##### 本文

10月中旬に、清澄白河にあるアートスクール「アートト」で行われている兼松芽永さんの集中ゼミのゲストとして、AAPAのワークショップを行いました。

今回は、普段の自分たちだけで行うワークショップとは違い、「ゼミ参加者が、ワークショップの運営・記録を担当するスタッフと、ワークショップを実際に体験する参加者に分かれ、それぞれ異なる立場で経験した・感じたことをシェアして、議論すること」が、最終的なゴール。

なのでAAPAの役目は、「アートプロジェクトや鑑賞教育の場などで行われているワークショップに関心を持つゼミ参加者に向けて、議論のサンプルとなるワークショップを提供する」というものでした。

つまり、自分たちからすれば「ワークショップを行う様子を外側・内側から観察されて、その内容について議論される体験」になる、ということ。
今までそういう機会はなかったので、実際にやってみて、ワークショップを行っている間、外側(スタッフの役割を担っている参加者)からの目線や立ち位置の変化によって、半分無意識に影響を受けている感覚があることに気づきました。

##########
##### 抜き出した資料

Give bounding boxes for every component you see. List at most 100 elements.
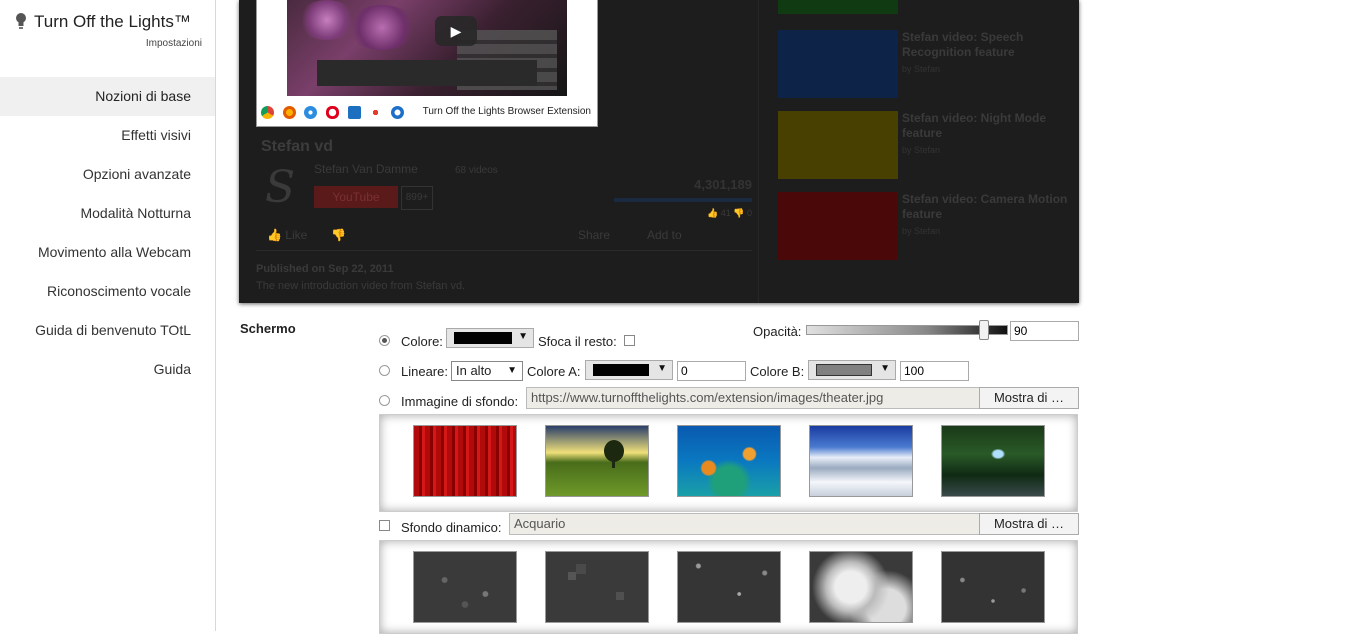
- share-button[interactable]: Share: [578, 228, 610, 242]
- channel-logo: S: [265, 162, 296, 213]
- dynamic-squares-thumbnail[interactable]: [545, 551, 649, 623]
- color-b-picker[interactable]: ▼: [808, 360, 896, 380]
- dropdown-arrow-icon: ▼: [507, 365, 517, 376]
- video-description: The new introduction video from Stefan v…: [256, 280, 466, 292]
- bg-image-url-input[interactable]: https://www.turnoffthelights.com/extensi…: [526, 387, 980, 409]
- sidebar-item-opzioni-avanzate[interactable]: Opzioni avanzate: [0, 155, 215, 194]
- dropdown-arrow-icon: ▼: [518, 331, 528, 342]
- sidebar-item-effetti-visivi[interactable]: Effetti visivi: [0, 116, 215, 155]
- linear-label: Lineare:: [401, 364, 448, 379]
- related-video[interactable]: [778, 0, 1078, 14]
- color-b-opacity-input[interactable]: [900, 361, 969, 381]
- firefox-icon: [282, 106, 296, 120]
- linear-direction-select[interactable]: In alto ▼: [451, 361, 523, 381]
- like-ratio-bar: [614, 198, 752, 202]
- bg-image-gallery: [379, 414, 1078, 512]
- opera-icon: [325, 106, 339, 120]
- color-a-label: Colore A:: [527, 364, 581, 379]
- color-b-swatch: [816, 364, 872, 376]
- tree-art: [612, 456, 615, 468]
- view-count: 4,301,189: [694, 177, 752, 192]
- related-video[interactable]: Stefan video: Camera Motion feature by S…: [778, 192, 1078, 260]
- divider: [256, 250, 752, 251]
- sidebar-item-nozioni-di-base[interactable]: Nozioni di base: [0, 77, 215, 116]
- snowy-mountains-thumbnail[interactable]: [809, 425, 913, 497]
- related-video[interactable]: Stefan video: Speech Recognition feature…: [778, 30, 1078, 98]
- opacity-slider-handle[interactable]: [979, 320, 989, 340]
- sidebar-nav: Nozioni di base Effetti visivi Opzioni a…: [0, 77, 215, 389]
- section-label-schermo: Schermo: [240, 321, 296, 336]
- app-title: Turn Off the Lights™: [34, 12, 191, 31]
- chrome-icon: [261, 106, 274, 120]
- browser-icons: [261, 104, 406, 120]
- like-button[interactable]: 👍 Like: [267, 228, 307, 242]
- sunset-tree-thumbnail[interactable]: [545, 425, 649, 497]
- related-title: Stefan video: Night Mode feature: [902, 111, 1046, 140]
- yandex-icon: [369, 106, 383, 120]
- add-to-button[interactable]: Add to: [647, 228, 682, 242]
- dropdown-arrow-icon: ▼: [880, 363, 890, 374]
- related-thumbnail: [778, 30, 898, 98]
- related-author: by Stefan: [902, 226, 941, 236]
- dynamic-stars-thumbnail[interactable]: [941, 551, 1045, 623]
- opacity-slider[interactable]: [806, 320, 1008, 340]
- related-title: Stefan video: Speech Recognition feature: [902, 30, 1024, 59]
- opacity-label: Opacità:: [753, 324, 802, 339]
- video-count: 68 videos: [455, 165, 498, 176]
- related-video[interactable]: Stefan video: Night Mode feature by Stef…: [778, 111, 1078, 179]
- dynamic-bubbles-thumbnail[interactable]: [413, 551, 517, 623]
- bg-image-label: Immagine di sfondo:: [401, 394, 519, 409]
- sidebar: Turn Off the Lights™ Impostazioni Nozion…: [0, 0, 216, 631]
- color-picker[interactable]: ▼: [446, 328, 534, 348]
- edge-icon: [390, 106, 404, 120]
- color-a-picker[interactable]: ▼: [585, 360, 673, 380]
- opacity-input[interactable]: [1010, 321, 1079, 341]
- dynamic-rain-thumbnail[interactable]: [677, 551, 781, 623]
- video-art: [317, 60, 537, 86]
- app-subtitle: Impostazioni: [145, 38, 202, 49]
- youtube-subscribe-button[interactable]: YouTube: [314, 186, 398, 208]
- bg-image-radio[interactable]: [379, 395, 390, 406]
- color-b-label: Colore B:: [750, 364, 805, 379]
- waterfall-thumbnail[interactable]: [941, 425, 1045, 497]
- blur-label: Sfoca il resto:: [538, 334, 617, 349]
- related-thumbnail: [778, 111, 898, 179]
- safari-icon: [304, 106, 318, 120]
- sidebar-item-modalita-notturna[interactable]: Modalità Notturna: [0, 194, 215, 233]
- sidebar-item-movimento-webcam[interactable]: Movimento alla Webcam: [0, 233, 215, 272]
- channel-owner[interactable]: Stefan Van Damme: [314, 162, 418, 176]
- published-date: Published on Sep 22, 2011: [256, 263, 394, 275]
- subscriber-count: 899+: [401, 186, 433, 210]
- show-more-dynamic-button[interactable]: Mostra di …: [979, 513, 1079, 535]
- play-icon: ▶: [450, 23, 462, 39]
- theater-curtain-thumbnail[interactable]: [413, 425, 517, 497]
- show-more-images-button[interactable]: Mostra di …: [979, 387, 1079, 409]
- dynamic-smoke-thumbnail[interactable]: [809, 551, 913, 623]
- color-swatch: [454, 332, 512, 344]
- sidebar-item-guida-benvenuto[interactable]: Guida di benvenuto TOtL: [0, 311, 215, 350]
- coral-reef-thumbnail[interactable]: [677, 425, 781, 497]
- sidebar-item-guida[interactable]: Guida: [0, 350, 215, 389]
- channel-name: Stefan vd: [261, 138, 334, 155]
- dislike-button[interactable]: 👎: [331, 228, 346, 242]
- maxthon-icon: [347, 106, 361, 120]
- linear-radio[interactable]: [379, 365, 390, 376]
- dynamic-bg-input[interactable]: Acquario: [509, 513, 980, 535]
- play-button[interactable]: ▶: [435, 16, 477, 46]
- video-art: [347, 5, 417, 50]
- likes-summary: 👍 41 👎 0: [707, 208, 752, 218]
- video-frame: ▶: [287, 0, 567, 96]
- video-footer: Turn Off the Lights Browser Extension: [257, 100, 597, 126]
- linear-direction-value: In alto: [456, 363, 492, 378]
- video-player[interactable]: ▶ Turn Off the Lights Browser Extension: [256, 0, 598, 127]
- lightbulb-icon: [16, 13, 26, 29]
- blur-checkbox[interactable]: [624, 335, 635, 346]
- sidebar-item-riconoscimento-vocale[interactable]: Riconoscimento vocale: [0, 272, 215, 311]
- thumbs-up-icon: 👍: [267, 228, 282, 242]
- related-author: by Stefan: [902, 145, 941, 155]
- preview-panel: ▶ Turn Off the Lights Browser Extension …: [239, 0, 1079, 303]
- color-radio[interactable]: [379, 335, 390, 346]
- dynamic-bg-checkbox[interactable]: [379, 520, 390, 531]
- color-a-opacity-input[interactable]: [677, 361, 746, 381]
- column-divider: [758, 0, 759, 303]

##########

◆ 課題の指示: ワークショップについての本文にある「つまり、自分たちからすれば「ワークショップを行う様子を外側・内側から観察されて、その内容について議論される体験」になる、ということ。」という一文を英語に訳してください。 記録は使わなくてかまいません。

◆ こたえ: In other words, from our side, it would become "an experience of having the way we run a workshop observed from the outside and the inside, and having its content discussed."